• YOUR GOAL: Pictures within the data are to be left out; everything else must be reproduced exactly.

Saved entries
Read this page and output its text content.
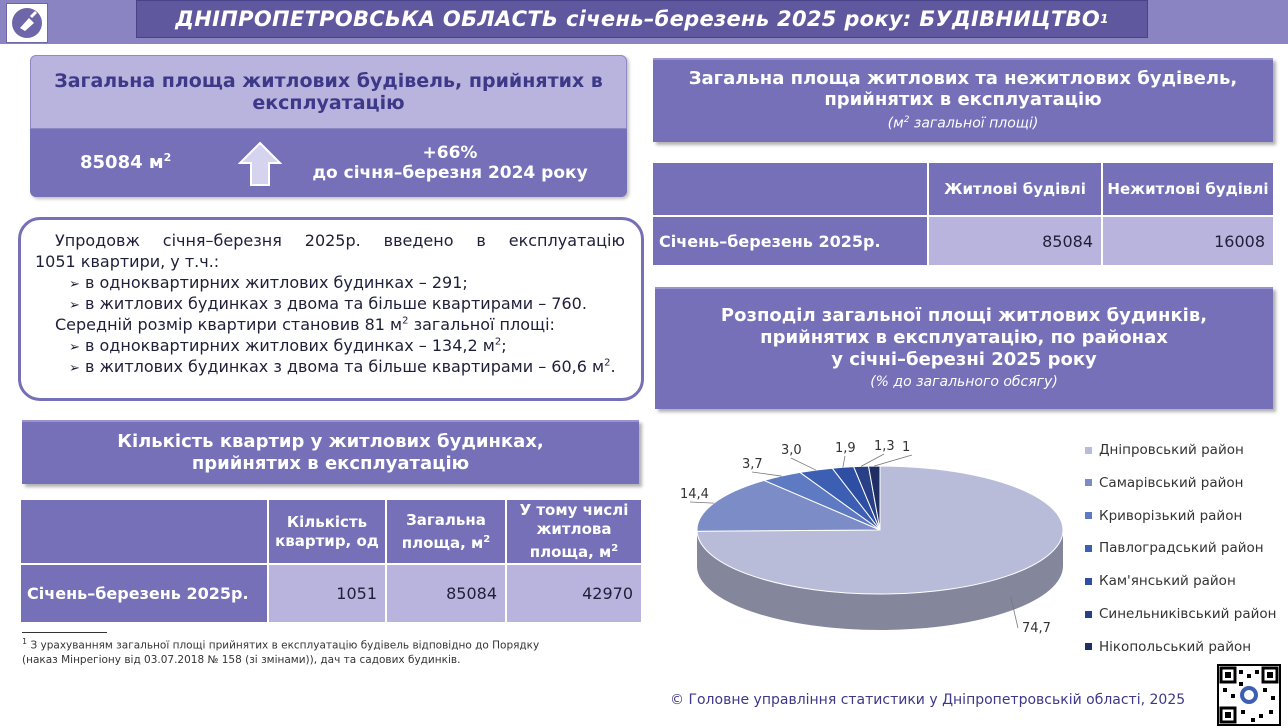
ДНІПРОПЕТРОВСЬКА ОБЛАСТЬ січень–березень 2025 року: БУДІВНИЦТВО 1
Загальна площа житлових будівель, прийнятих в експлуатацію
85084 $м^2$	+66%
до січня–березня 2024 року
Упродовж січня–березня 2025р. введено в експлуатацію
1051 квартири, у т.ч.:
➢ в одноквартирних житлових будинках – 291;
➢ в житлових будинках з двома та більше квартирами – 760.
Середній розмір квартири становив 81 $м^2$ загальної площі:
➢ в одноквартирних житлових будинках – 134,2 $м^2$;
➢ в житлових будинках з двома та більше квартирами – 60,6 $м^2$.
Кількість квартир у житлових будинках, прийнятих в експлуатацію
	Кількість квартир, од	Загальна площа, $м^2$	У тому числі житлова площа, $м^2$
Січень–березень 2025р.	1051	85084	42970
$^1$ З урахуванням загальної площі прийнятих в експлуатацію будівель відповідно до Порядку
(наказ Мінрегіону від 03.07.2018 № 158 (зі змінами)), дач та садових будинків.
Загальна площа житлових та нежитлових будівель, прийнятих в експлуатацію
($м^2$ загальної площі)
	Житлові будівлі	Нежитлові будівлі
Січень–березень 2025р.	85084	16008
Розподіл загальної площі житлових будинків,
прийнятих в експлуатацію, по районах
у січні–березні 2025 року
(% до загального обсягу)
74,7
14,4
3,7
3,0	1,9 1,3 1	Дніпровський район
Самарівський район
Криворізький район
Павлоградський район
Кам'янський район
Синельниківський район
Нікопольський район
© Головне управління статистики у Дніпропетровській області, 2025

• ANSWER TO THE TASK:
Read this page and output its text content.
ДНІПРОПЕТРОВСЬКА ОБЛАСТЬ січень–березень 2025 року: БУДІВНИЦТВО 1
Загальна площа житлових будівель, прийнятих в експлуатацію
85084 $м^2$	+66%
до січня–березня 2024 року
Упродовж січня–березня 2025р. введено в експлуатацію
1051 квартири, у т.ч.:
➢ в одноквартирних житлових будинках – 291;
➢ в житлових будинках з двома та більше квартирами – 760.
Середній розмір квартири становив 81 $м^2$ загальної площі:
➢ в одноквартирних житлових будинках – 134,2 $м^2$;
➢ в житлових будинках з двома та більше квартирами – 60,6 $м^2$.
Кількість квартир у житлових будинках, прийнятих в експлуатацію
	Кількість квартир, од	Загальна площа, $м^2$	У тому числі житлова площа, $м^2$
Січень–березень 2025р.	1051	85084	42970
$^1$ З урахуванням загальної площі прийнятих в експлуатацію будівель відповідно до Порядку
(наказ Мінрегіону від 03.07.2018 № 158 (зі змінами)), дач та садових будинків.
Загальна площа житлових та нежитлових будівель, прийнятих в експлуатацію
($м^2$ загальної площі)
	Житлові будівлі	Нежитлові будівлі
Січень–березень 2025р.	85084	16008
Розподіл загальної площі житлових будинків,
прийнятих в експлуатацію, по районах
у січні–березні 2025 року
(% до загального обсягу)
74,7
14,4
3,7
3,0	1,9 1,3 1	Дніпровський район
Самарівський район
Криворізький район
Павлоградський район
Кам'янський район
Синельниківський район
Нікопольський район
© Головне управління статистики у Дніпропетровській області, 2025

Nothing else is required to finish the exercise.